● **Article**

-- Start --

AMENDMENT TO THE FUND ADMINISTRATION SERVICING AGREEMENT
     THIS AMENDMENT dated as of January 1, 2002 to the Fund Administration Servicing Agreement dated as of the 11th day of July, 2001, by and between The Mexico Equity and Income Fund, Inc., a corporation organized under the laws of the State of Maryland, and Firstar Mutual Fund Services, LLC, a Wisconsin limited liability company, shall be as follows:
     Effective January 1, 2002, the name Firstar Mutual Fund Services, LLC has been changed to U.S. Bancorp Fund Services. LLC. Accordingly, all references to Firstar Mutual Fund Services, LLC in this Agreement should be replaced with U.S. Bancorp Fund Services, LLC, Similarly, any references to Firstar Bank, N.A. should be replaced with U.S. Bank, N.A.
     IN WITNESS WHEREOF, the parties hereto have caused this Amendment to be executed by a duly authorized officer on one or more counterparts as of the day and year first written above.
THE MEXICO EQUITY AND INCOME FUND, INC.
                 
By:
   [Illegible]       By:    [Illegible]
 
               

 


 

Exhibit A to the
Fund Administration Servicing Agreement
As Amended January 1, 2003

U.S. BANCORP FUND SERVICES, LLC
FUND ADMINISTRATION & COMPLIANCE SERVICES
ANNUAL FEE SCHEDULE
 
Fee per fund for Closed-End International Equity Funds
Annual fee based upon the greater of:
Annual basis point charge calculated utilizing the assets of the Fund as determined by the schedule below:
12 basis points on the first $200 million
10 basis points on the next $500 million
5 basis points on the balance
Or a Minimum annual fee of: $50,000 effective January 1, 2003 through July 31, 2004
$53,000 effective August 1, 2004 through July 31, 2005
$57,000 effective August 1, 2005 through July 31, 2006
Extraordinary services — quoted separately
Plus out-of-pocket expenses, including but not limited to.

-- End --

● **Given information**
-- Start --

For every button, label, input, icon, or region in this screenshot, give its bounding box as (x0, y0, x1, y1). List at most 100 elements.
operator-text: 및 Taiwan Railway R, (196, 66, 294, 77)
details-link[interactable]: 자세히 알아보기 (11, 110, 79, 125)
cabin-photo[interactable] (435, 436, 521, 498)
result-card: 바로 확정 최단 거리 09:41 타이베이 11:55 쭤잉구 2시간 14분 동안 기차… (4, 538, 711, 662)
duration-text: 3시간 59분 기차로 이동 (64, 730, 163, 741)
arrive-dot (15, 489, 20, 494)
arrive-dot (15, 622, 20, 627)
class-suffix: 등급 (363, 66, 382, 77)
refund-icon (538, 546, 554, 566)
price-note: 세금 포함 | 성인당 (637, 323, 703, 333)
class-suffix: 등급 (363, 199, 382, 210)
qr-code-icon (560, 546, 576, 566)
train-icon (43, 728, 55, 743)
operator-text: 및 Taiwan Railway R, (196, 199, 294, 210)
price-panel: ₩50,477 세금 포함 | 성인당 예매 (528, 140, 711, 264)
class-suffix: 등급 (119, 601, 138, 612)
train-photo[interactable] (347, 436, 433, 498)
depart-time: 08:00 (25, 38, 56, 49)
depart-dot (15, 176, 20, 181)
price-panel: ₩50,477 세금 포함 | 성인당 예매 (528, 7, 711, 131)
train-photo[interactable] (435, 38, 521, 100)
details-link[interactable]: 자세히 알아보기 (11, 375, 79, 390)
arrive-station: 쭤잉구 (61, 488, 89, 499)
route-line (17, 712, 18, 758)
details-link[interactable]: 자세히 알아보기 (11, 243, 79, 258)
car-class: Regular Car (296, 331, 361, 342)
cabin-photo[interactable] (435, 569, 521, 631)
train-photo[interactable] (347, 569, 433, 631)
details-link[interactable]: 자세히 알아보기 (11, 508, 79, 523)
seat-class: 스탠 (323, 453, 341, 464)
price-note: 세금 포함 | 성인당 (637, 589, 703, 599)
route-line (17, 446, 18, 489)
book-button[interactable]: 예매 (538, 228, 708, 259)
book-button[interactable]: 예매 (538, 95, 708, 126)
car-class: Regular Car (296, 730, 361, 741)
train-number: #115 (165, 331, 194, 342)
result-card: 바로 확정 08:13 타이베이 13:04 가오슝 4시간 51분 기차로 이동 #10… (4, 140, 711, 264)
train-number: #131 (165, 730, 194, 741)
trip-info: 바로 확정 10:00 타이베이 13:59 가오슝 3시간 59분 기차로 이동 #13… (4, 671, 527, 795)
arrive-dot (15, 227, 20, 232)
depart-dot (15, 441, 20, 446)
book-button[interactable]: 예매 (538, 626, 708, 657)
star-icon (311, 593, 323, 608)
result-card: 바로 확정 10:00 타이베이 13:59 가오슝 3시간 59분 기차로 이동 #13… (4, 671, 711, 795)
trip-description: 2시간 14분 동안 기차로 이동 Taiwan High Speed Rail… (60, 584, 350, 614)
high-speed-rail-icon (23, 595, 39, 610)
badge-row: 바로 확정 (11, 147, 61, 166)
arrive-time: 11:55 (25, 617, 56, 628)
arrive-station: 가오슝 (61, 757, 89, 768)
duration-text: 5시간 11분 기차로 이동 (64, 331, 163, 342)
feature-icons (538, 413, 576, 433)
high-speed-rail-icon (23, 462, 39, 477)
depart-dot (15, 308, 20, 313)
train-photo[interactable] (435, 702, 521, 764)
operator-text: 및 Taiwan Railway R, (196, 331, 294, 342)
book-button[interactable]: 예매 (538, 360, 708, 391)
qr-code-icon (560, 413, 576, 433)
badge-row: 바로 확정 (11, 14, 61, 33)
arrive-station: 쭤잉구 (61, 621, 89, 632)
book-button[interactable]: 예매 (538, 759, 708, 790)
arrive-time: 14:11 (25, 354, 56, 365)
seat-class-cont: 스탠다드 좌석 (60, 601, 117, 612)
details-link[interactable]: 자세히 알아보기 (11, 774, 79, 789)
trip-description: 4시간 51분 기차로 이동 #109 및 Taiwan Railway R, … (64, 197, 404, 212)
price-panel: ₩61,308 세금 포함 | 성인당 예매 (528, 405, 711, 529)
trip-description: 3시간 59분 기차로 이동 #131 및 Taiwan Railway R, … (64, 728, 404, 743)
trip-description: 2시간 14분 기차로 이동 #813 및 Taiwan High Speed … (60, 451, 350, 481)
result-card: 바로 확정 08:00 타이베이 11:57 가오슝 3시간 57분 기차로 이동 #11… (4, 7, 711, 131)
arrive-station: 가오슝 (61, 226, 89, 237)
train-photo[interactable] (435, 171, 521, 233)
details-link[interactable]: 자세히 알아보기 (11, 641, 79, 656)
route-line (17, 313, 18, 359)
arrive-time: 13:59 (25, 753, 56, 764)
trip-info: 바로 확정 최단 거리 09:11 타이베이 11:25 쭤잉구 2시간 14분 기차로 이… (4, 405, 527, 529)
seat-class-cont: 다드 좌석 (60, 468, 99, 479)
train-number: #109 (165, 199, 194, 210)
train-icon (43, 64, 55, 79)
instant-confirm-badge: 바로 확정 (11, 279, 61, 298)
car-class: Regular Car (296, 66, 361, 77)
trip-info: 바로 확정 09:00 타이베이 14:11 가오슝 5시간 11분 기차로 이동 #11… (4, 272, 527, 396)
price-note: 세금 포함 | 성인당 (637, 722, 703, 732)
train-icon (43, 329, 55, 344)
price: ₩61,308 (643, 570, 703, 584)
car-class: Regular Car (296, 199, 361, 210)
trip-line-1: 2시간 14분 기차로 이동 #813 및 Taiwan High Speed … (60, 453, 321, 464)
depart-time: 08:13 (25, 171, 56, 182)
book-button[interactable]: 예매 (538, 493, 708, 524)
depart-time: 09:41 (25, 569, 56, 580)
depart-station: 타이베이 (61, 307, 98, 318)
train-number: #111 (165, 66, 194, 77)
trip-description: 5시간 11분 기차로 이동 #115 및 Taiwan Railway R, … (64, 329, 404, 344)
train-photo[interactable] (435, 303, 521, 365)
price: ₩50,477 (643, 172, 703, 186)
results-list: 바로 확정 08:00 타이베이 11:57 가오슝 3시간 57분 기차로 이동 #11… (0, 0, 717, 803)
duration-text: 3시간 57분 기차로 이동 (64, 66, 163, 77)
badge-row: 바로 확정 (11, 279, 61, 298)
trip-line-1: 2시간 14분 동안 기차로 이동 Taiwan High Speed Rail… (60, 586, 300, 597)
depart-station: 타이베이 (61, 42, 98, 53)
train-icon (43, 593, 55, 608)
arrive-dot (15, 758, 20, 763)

-- End --

● **Requirements**
**1)** According to the fund administration amendment, the laws of which state govern the organization of The Mexico Equity and Income Fund, Inc.?
**2)** List every minimum annual fee in the fund administration amendment's fee schedule, along with the period each one covers.
**3)** Pick up the fund administration amendment from its final line and keep it going.

● **The responses**
**1)** Maryland

**2)**
- $50,000, effective January 1, 2003 through July 31, 2004
- $53,000, effective August 1, 2004 through July 31, 2005
- $57,000, effective August 1, 2005 through July 31, 2006

**3)**
Postage, Stationery
Programming
Proxies
EDGAR filing - Approx. $9.00/page
Retention of records
Federal and state regulatory filing fees
Certain insurance premiums
Expenses from board of directors meetings
Auditing and legal expenses
Fees are billed monthly

 


 

Exhibit B to the
Fund Administration Servicing Agreement

Additional Termination Conditions
In addition to the termination provisions under Paragraph 7 of this Agreement, the Fund agrees that should it (or the Board of Directors) be required to terminate this Agreement within the initial 3-year period due to a merger of the Fund, sale of the Fund, change of fund administration servicing agents or similar reason (other than the dissolution of the Fund), the Fund shall be responsible for reimbursing USBFS any amount lost between the effective date of this Agreement and the termination date due to the special discounted fee arrangement provided for the Fund under Exhibit A compared to the standard fee schedule shown below (Exhibit B).
Exhibit B to the
Fund Administration Servicing Agreement

U.S. BANCORP FUND SERVICES, LLC
FUND ADMINISTRATION & COMPLIANCE SERVICES
ANNUAL FEE SCHEDULE
 
Fee per fund for Closed-End International Equity Funds
Annual fee based upon the greater of:
Annual basis points charge calculated utilizing the assets of the Fund as determined by the schedule below:
9 basis points on the first $200 million
7 basis points on the next $500 million
5 basis points on the balance
Or a Minimum annual fee of: $58,000
Extraordinary services — quoted separately
Plus out-of-pocket expenses, including but not limited to:
Postage, Stationery
Programming
Proxies
EDGAR filing — Approx. $9.00/page
Retention of records
Federal and state regulatory filing fees
Certain insurance premiums
Expenses from board of directors meetings
Auditing and legal expenses
Fees are billed monthly

 


 

AMENDMENT TO THE FUND ADMINISTRATION SERVICING AGREEMENT
BETWEEN
THE MEXICO EQUITY AND INCOME FUND, INC.
AND
U.S. BANCORP FUND SERVICES,LLC
Paragraph 7, Term of Agreement, of the Fund Administration Servicing Agreement made and entered into as of July 11, 2001, by and between The Mexico Equity Income Fund, Inc., a corporation organized under the laws of the State of Maryland (the “Fund”), and U.S. Bancorp Fund Services, LLC, a limited liability company organized under the laws of the State of Wisconsin (“USBFS”) is hereby amended as follows:
     7. Term of Agreement (amended January 1, 2003)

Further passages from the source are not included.